DIRECTIVE A: Recast the collection entries as a Markdown table with the columns Line and Entry Text, starting with the first entry and going on through the line that contains "parameter-cell: Security Code", with both ends included and blank lines left out.

PASSAGE GIVEN:
And uh, well, sometimes, you know, free free privileges in the gym's enough to switch somebody.
Depends on what their priorities are.
Uh yeah, Democrats could offer a pass to the page dormitory.
That's that's the kind of thing I'm talking about.
Uh so it it could well be that this is not going to be known for the longest time of who's actually going to end up running the show.
And when you add to it that the New York Times is all worried now.
They went out and they found experts.
Uh they're all worried about the uh legality of voting.
Uh it's going to be fun, folks, and it's going to be a mess.
Whether it's a mess or not, it's going to be said uh to be a mess.
Brief.
Timeout.
We'll be back and continue after this.
Stay with us.
Mike, do you have the um uh PSA, the cut-and-run Conservative cut-and-run PSA standing by?
I'm getting uh some emails from people who think I've lost it now, that I'm now attacking and making fun of the audience, and they can't believe it, and I should never ever do this again.

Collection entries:

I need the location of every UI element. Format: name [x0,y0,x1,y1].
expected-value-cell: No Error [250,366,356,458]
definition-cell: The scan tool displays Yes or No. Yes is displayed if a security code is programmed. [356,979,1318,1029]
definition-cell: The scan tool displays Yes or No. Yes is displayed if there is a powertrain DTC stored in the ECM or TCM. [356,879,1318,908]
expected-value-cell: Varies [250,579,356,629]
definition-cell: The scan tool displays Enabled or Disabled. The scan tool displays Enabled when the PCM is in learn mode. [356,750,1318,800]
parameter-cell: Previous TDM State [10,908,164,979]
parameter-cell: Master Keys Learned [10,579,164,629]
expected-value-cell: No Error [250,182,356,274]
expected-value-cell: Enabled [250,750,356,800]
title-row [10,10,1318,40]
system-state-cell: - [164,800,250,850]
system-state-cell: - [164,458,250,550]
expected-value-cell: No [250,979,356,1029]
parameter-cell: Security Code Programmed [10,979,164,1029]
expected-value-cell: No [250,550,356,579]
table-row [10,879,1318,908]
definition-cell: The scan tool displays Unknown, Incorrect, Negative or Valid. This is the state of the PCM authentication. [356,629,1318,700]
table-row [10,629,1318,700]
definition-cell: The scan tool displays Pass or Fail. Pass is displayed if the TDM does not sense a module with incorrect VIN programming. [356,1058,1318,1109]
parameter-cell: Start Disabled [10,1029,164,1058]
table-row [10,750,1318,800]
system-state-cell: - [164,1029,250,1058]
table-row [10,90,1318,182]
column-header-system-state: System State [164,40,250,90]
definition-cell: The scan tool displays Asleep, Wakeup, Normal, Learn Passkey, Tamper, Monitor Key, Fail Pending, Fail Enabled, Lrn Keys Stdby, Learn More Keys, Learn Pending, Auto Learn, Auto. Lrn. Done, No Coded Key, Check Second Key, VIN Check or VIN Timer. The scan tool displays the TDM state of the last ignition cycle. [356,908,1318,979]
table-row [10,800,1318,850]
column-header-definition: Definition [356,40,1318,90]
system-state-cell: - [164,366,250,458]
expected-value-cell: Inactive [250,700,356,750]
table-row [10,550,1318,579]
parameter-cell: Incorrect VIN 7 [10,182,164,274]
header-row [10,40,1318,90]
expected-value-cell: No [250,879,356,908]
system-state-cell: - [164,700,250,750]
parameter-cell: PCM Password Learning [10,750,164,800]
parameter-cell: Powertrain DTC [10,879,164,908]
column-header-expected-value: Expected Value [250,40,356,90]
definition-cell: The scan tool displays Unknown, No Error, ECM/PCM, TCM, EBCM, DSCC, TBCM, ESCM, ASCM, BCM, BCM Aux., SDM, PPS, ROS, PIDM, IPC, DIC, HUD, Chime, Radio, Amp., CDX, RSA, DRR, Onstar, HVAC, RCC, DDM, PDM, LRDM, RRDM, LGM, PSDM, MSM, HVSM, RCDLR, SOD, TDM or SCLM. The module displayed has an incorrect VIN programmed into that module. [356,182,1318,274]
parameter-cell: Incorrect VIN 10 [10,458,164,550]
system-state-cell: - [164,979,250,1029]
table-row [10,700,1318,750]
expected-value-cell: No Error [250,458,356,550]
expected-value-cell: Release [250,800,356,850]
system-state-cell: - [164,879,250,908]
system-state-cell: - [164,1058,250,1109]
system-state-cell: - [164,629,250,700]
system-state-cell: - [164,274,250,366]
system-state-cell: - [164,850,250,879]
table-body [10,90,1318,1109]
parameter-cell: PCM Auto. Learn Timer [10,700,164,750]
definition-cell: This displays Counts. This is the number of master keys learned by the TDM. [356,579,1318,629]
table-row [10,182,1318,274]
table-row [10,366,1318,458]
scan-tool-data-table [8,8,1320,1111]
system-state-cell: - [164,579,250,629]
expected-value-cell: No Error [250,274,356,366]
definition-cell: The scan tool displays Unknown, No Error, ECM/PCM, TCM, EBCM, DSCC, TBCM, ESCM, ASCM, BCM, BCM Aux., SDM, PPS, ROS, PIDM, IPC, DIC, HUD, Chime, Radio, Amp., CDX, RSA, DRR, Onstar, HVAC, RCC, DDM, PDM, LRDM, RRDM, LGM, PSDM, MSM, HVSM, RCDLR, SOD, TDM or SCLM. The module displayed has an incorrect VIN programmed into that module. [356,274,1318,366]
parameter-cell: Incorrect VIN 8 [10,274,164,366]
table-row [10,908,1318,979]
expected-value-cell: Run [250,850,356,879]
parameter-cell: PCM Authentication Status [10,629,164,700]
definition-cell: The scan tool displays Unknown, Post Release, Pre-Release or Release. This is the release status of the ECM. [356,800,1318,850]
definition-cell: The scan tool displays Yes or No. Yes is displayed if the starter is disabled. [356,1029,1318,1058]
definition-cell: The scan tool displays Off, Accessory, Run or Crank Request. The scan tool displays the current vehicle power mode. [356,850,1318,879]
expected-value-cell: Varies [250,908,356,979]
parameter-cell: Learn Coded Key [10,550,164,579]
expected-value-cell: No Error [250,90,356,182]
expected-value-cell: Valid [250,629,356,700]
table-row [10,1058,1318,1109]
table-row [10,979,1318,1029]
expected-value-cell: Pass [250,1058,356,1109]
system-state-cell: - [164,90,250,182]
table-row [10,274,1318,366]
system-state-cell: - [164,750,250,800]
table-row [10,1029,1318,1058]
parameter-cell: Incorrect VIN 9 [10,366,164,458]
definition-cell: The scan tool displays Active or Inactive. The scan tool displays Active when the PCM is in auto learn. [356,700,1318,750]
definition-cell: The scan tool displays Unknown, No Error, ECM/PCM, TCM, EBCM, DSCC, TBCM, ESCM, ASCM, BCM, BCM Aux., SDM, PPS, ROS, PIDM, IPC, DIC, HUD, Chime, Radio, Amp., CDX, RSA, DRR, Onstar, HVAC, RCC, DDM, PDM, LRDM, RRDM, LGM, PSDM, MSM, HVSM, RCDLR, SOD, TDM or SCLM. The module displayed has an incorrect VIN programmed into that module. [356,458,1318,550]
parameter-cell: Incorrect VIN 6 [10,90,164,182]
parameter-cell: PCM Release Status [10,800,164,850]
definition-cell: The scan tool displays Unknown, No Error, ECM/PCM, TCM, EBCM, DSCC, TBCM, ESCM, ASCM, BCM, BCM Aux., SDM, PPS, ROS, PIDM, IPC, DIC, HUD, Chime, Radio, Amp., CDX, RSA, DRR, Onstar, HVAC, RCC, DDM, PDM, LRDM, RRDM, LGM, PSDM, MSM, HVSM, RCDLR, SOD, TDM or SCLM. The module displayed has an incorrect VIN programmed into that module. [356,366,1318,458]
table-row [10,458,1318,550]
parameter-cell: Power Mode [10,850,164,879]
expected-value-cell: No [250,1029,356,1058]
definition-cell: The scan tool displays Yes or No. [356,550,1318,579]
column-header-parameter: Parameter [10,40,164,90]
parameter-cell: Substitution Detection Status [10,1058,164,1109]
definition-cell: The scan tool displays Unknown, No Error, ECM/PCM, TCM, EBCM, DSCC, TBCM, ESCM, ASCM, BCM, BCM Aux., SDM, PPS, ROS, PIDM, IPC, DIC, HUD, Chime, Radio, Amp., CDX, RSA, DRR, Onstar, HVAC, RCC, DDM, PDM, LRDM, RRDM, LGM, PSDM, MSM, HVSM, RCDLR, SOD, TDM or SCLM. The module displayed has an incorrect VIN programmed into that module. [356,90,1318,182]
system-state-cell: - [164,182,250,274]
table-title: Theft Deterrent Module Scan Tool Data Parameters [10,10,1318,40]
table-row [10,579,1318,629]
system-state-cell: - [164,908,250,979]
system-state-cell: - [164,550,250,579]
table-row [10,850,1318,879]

DIRECTIVE B: Continue the talk-show transcript from the point where it stops.

EXPECTED ANSWER A:
| Line | Entry Text |
|---|---|
| 1 | I need the location of every UI element. Format: name [x0,y0,x1,y1]. |
| 2 | expected-value-cell: No Error [250,366,356,458] |
| 3 | definition-cell: The scan tool displays Yes or No. Yes is displayed if a security code is programmed. [356,979,1318,1029] |
| 4 | definition-cell: The scan tool displays Yes or No. Yes is displayed if there is a powertrain DTC stored in the ECM or TCM. [356,879,1318,908] |
| 5 | expected-value-cell: Varies [250,579,356,629] |
| 6 | definition-cell: The scan tool displays Enabled or Disabled. The scan tool displays Enabled when the PCM is in learn mode. [356,750,1318,800] |
| 7 | parameter-cell: Previous TDM State [10,908,164,979] |
| 8 | parameter-cell: Master Keys Learned [10,579,164,629] |
| 9 | expected-value-cell: No Error [250,182,356,274] |
| 10 | expected-value-cell: Enabled [250,750,356,800] |
| 11 | title-row [10,10,1318,40] |
| 12 | system-state-cell: - [164,800,250,850] |
| 13 | system-state-cell: - [164,458,250,550] |
| 14 | expected-value-cell: No [250,979,356,1029] |
| 15 | parameter-cell: Security Code Programmed [10,979,164,1029] |

EXPECTED ANSWER B:
Feeling let down by Republicans this year, then join the millions of true conservatives who have become cut and run conservatives and sit this one out.
If you're unhappy with anything the president house or Senate has done in the last two, four or twelve years, then show your patriotism by teaching them all a lesson they won't forget.
So take a stand, conservative America.
Become a cut-and-run conservative and sit this one out.
And wait until you like everything Republicans do before you ever vote again.
If I had known this would work, I wouldn't have wasted my money on she hat.
And we are back.
Rush Limbaugh talent on loan from God.
And back to the phones to Chicago listening on WLS.
Kenny, welcome to the program.
Great to have you with us.
Great to be with you, Rush, and a pleasure to talk with you.
Thank you, sir.
Uh thank you.
I had a comment, uh, and then I'd like to make a football analogy if that's all right with you.
Yeah, fire away.
Go ahead.
Thank you very much.
The uh comment is it's about polling.
I've been, you know, paying pretty close attention to polling for the last ten years.
And you know, you hear, you know, Gal make a claim like, you know, how they're the historically most accurate polling service, and you know, Zogby and all those guys are, you know, they're all fairly good, but they're only good up until the last poll, basically.
They come in line with where the candidates are at.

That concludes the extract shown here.